INSTRUCTIONS TO FOLLOW: Take the material below and write it all out again exactly.

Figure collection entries
+-------+
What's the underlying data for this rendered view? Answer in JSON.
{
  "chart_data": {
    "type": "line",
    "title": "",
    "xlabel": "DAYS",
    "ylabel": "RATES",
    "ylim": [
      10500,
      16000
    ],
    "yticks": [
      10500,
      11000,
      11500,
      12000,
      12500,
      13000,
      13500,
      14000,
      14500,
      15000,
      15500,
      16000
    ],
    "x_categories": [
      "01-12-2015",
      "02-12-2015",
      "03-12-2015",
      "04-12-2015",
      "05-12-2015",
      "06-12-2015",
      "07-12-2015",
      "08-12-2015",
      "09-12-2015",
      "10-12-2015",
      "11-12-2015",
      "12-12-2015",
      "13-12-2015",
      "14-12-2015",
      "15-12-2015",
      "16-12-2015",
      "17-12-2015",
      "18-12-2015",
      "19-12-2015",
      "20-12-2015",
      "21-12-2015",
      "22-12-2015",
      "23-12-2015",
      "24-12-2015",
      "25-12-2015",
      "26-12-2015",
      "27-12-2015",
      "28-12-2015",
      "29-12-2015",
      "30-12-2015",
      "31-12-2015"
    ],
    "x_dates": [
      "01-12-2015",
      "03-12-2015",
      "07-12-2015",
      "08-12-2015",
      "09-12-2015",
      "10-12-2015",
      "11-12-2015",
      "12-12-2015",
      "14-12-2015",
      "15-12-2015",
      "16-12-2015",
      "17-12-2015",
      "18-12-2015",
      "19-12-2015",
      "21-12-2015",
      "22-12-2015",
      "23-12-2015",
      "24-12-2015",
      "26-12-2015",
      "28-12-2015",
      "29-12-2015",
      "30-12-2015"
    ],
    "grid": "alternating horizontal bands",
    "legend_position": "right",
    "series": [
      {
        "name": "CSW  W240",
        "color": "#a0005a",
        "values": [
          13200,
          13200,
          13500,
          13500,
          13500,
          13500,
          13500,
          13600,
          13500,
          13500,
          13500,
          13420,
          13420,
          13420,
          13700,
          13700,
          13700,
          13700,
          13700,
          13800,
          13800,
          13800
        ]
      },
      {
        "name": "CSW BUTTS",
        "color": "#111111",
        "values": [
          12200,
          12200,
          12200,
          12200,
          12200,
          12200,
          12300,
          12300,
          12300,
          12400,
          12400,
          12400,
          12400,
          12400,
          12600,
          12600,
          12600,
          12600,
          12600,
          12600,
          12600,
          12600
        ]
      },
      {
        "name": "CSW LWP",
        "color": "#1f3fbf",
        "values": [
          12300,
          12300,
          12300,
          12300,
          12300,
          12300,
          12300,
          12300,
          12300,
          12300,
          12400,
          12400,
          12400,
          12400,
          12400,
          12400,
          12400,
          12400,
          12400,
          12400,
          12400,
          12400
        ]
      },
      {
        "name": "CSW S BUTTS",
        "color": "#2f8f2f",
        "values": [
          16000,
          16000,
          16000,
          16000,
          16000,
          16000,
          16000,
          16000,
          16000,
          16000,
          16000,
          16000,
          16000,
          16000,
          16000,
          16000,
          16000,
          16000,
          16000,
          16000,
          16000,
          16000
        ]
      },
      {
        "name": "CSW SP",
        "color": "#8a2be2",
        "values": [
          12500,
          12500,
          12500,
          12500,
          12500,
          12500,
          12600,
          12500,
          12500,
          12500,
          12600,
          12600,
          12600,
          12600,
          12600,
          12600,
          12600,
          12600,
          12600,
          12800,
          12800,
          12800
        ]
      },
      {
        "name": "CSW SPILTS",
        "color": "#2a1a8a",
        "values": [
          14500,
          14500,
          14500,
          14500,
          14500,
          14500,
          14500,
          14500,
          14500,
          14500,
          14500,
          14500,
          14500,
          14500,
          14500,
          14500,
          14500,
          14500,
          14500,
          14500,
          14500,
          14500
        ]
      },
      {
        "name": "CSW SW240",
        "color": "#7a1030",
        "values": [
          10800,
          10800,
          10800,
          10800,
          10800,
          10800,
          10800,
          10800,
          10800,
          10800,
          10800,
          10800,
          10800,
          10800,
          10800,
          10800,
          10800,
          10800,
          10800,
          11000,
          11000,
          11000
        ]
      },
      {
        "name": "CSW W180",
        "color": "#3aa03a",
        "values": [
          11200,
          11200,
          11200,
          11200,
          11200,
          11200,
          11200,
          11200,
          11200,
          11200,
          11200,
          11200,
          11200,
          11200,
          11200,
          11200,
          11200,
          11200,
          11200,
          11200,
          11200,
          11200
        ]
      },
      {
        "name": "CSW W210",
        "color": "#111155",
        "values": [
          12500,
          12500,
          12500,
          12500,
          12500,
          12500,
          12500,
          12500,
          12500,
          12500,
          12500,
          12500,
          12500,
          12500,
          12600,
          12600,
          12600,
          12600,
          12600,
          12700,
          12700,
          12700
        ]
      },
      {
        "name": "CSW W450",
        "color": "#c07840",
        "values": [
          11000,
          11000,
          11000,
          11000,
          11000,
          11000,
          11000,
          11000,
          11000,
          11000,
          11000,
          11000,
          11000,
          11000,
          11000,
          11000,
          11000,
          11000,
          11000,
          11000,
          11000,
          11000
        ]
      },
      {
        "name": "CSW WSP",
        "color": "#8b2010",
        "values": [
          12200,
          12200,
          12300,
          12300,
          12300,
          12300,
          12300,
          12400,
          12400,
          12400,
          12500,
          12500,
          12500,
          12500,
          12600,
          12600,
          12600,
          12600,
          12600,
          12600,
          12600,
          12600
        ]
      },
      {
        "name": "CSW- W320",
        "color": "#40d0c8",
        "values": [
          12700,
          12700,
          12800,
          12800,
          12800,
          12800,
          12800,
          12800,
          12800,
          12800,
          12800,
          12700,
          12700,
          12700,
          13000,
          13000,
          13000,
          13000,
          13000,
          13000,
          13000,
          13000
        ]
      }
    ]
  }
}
+-------+
SOLUTION:
What's the underlying data for this rendered view? Answer in JSON.
{
  "chart_data": {
    "type": "line",
    "title": "",
    "xlabel": "DAYS",
    "ylabel": "RATES",
    "ylim": [
      10500,
      16000
    ],
    "yticks": [
      10500,
      11000,
      11500,
      12000,
      12500,
      13000,
      13500,
      14000,
      14500,
      15000,
      15500,
      16000
    ],
    "x_categories": [
      "01-12-2015",
      "02-12-2015",
      "03-12-2015",
      "04-12-2015",
      "05-12-2015",
      "06-12-2015",
      "07-12-2015",
      "08-12-2015",
      "09-12-2015",
      "10-12-2015",
      "11-12-2015",
      "12-12-2015",
      "13-12-2015",
      "14-12-2015",
      "15-12-2015",
      "16-12-2015",
      "17-12-2015",
      "18-12-2015",
      "19-12-2015",
      "20-12-2015",
      "21-12-2015",
      "22-12-2015",
      "23-12-2015",
      "24-12-2015",
      "25-12-2015",
      "26-12-2015",
      "27-12-2015",
      "28-12-2015",
      "29-12-2015",
      "30-12-2015",
      "31-12-2015"
    ],
    "x_dates": [
      "01-12-2015",
      "03-12-2015",
      "07-12-2015",
      "08-12-2015",
      "09-12-2015",
      "10-12-2015",
      "11-12-2015",
      "12-12-2015",
      "14-12-2015",
      "15-12-2015",
      "16-12-2015",
      "17-12-2015",
      "18-12-2015",
      "19-12-2015",
      "21-12-2015",
      "22-12-2015",
      "23-12-2015",
      "24-12-2015",
      "26-12-2015",
      "28-12-2015",
      "29-12-2015",
      "30-12-2015"
    ],
    "grid": "alternating horizontal bands",
    "legend_position": "right",
    "series": [
      {
        "name": "CSW  W240",
        "color": "#a0005a",
        "values": [
          13200,
          13200,
          13500,
          13500,
          13500,
          13500,
          13500,
          13600,
          13500,
          13500,
          13500,
          13420,
          13420,
          13420,
          13700,
          13700,
          13700,
          13700,
          13700,
          13800,
          13800,
          13800
        ]
      },
      {
        "name": "CSW BUTTS",
        "color": "#111111",
        "values": [
          12200,
          12200,
          12200,
          12200,
          12200,
          12200,
          12300,
          12300,
          12300,
          12400,
          12400,
          12400,
          12400,
          12400,
          12600,
          12600,
          12600,
          12600,
          12600,
          12600,
          12600,
          12600
        ]
      },
      {
        "name": "CSW LWP",
        "color": "#1f3fbf",
        "values": [
          12300,
          12300,
          12300,
          12300,
          12300,
          12300,
          12300,
          12300,
          12300,
          12300,
          12400,
          12400,
          12400,
          12400,
          12400,
          12400,
          12400,
          12400,
          12400,
          12400,
          12400,
          12400
        ]
      },
      {
        "name": "CSW S BUTTS",
        "color": "#2f8f2f",
        "values": [
          16000,
          16000,
          16000,
          16000,
          16000,
          16000,
          16000,
          16000,
          16000,
          16000,
          16000,
          16000,
          16000,
          16000,
          16000,
          16000,
          16000,
          16000,
          16000,
          16000,
          16000,
          16000
        ]
      },
      {
        "name": "CSW SP",
        "color": "#8a2be2",
        "values": [
          12500,
          12500,
          12500,
          12500,
          12500,
          12500,
          12600,
          12500,
          12500,
          12500,
          12600,
          12600,
          12600,
          12600,
          12600,
          12600,
          12600,
          12600,
          12600,
          12800,
          12800,
          12800
        ]
      },
      {
        "name": "CSW SPILTS",
        "color": "#2a1a8a",
        "values": [
          14500,
          14500,
          14500,
          14500,
          14500,
          14500,
          14500,
          14500,
          14500,
          14500,
          14500,
          14500,
          14500,
          14500,
          14500,
          14500,
          14500,
          14500,
          14500,
          14500,
          14500,
          14500
        ]
      },
      {
        "name": "CSW SW240",
        "color": "#7a1030",
        "values": [
          10800,
          10800,
          10800,
          10800,
          10800,
          10800,
          10800,
          10800,
          10800,
          10800,
          10800,
          10800,
          10800,
          10800,
          10800,
          10800,
          10800,
          10800,
          10800,
          11000,
          11000,
          11000
        ]
      },
      {
        "name": "CSW W180",
        "color": "#3aa03a",
        "values": [
          11200,
          11200,
          11200,
          11200,
          11200,
          11200,
          11200,
          11200,
          11200,
          11200,
          11200,
          11200,
          11200,
          11200,
          11200,
          11200,
          11200,
          11200,
          11200,
          11200,
          11200,
          11200
        ]
      },
      {
        "name": "CSW W210",
        "color": "#111155",
        "values": [
          12500,
          12500,
          12500,
          12500,
          12500,
          12500,
          12500,
          12500,
          12500,
          12500,
          12500,
          12500,
          12500,
          12500,
          12600,
          12600,
          12600,
          12600,
          12600,
          12700,
          12700,
          12700
        ]
      },
      {
        "name": "CSW W450",
        "color": "#c07840",
        "values": [
          11000,
          11000,
          11000,
          11000,
          11000,
          11000,
          11000,
          11000,
          11000,
          11000,
          11000,
          11000,
          11000,
          11000,
          11000,
          11000,
          11000,
          11000,
          11000,
          11000,
          11000,
          11000
        ]
      },
      {
        "name": "CSW WSP",
        "color": "#8b2010",
        "values": [
          12200,
          12200,
          12300,
          12300,
          12300,
          12300,
          12300,
          12400,
          12400,
          12400,
          12500,
          12500,
          12500,
          12500,
          12600,
          12600,
          12600,
          12600,
          12600,
          12600,
          12600,
          12600
        ]
      },
      {
        "name": "CSW- W320",
        "color": "#40d0c8",
        "values": [
          12700,
          12700,
          12800,
          12800,
          12800,
          12800,
          12800,
          12800,
          12800,
          12800,
          12800,
          12700,
          12700,
          12700,
          13000,
          13000,
          13000,
          13000,
          13000,
          13000,
          13000,
          13000
        ]
      }
    ]
  }
}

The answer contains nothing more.